**WHAT IS ASKED:** For the listing below, give the count of lines containing "Acad", and no other text.

+++ DATASET ROWS

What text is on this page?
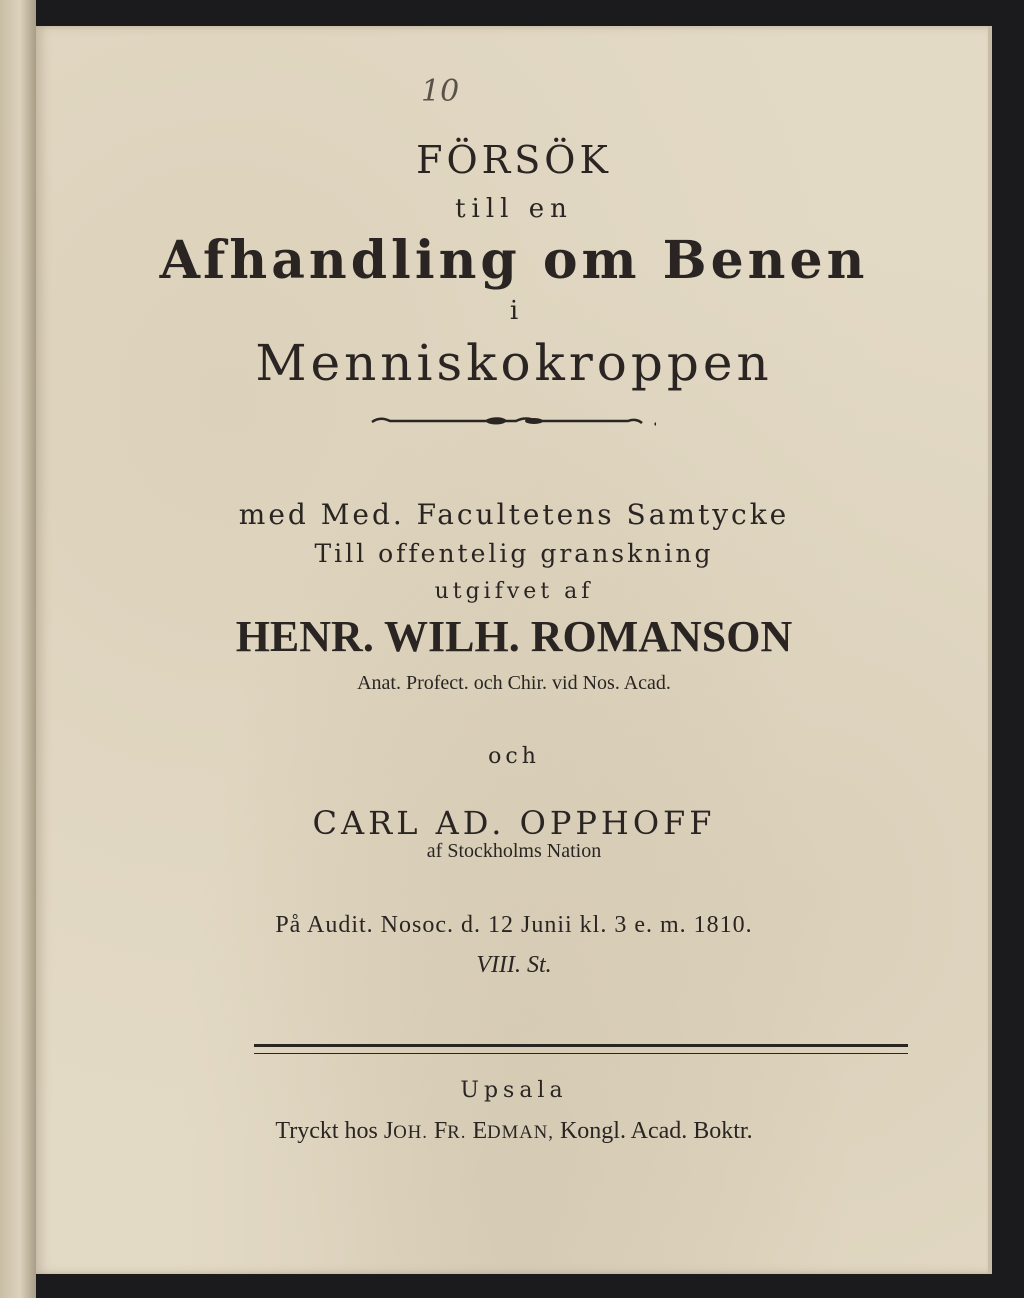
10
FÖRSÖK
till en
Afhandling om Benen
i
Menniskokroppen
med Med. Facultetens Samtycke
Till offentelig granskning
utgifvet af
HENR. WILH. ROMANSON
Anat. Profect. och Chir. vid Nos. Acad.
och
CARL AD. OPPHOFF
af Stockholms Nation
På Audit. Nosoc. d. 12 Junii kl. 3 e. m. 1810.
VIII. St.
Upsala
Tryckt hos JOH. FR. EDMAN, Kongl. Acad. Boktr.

++++++

**SOLUTION FOR THIS TASK:** 2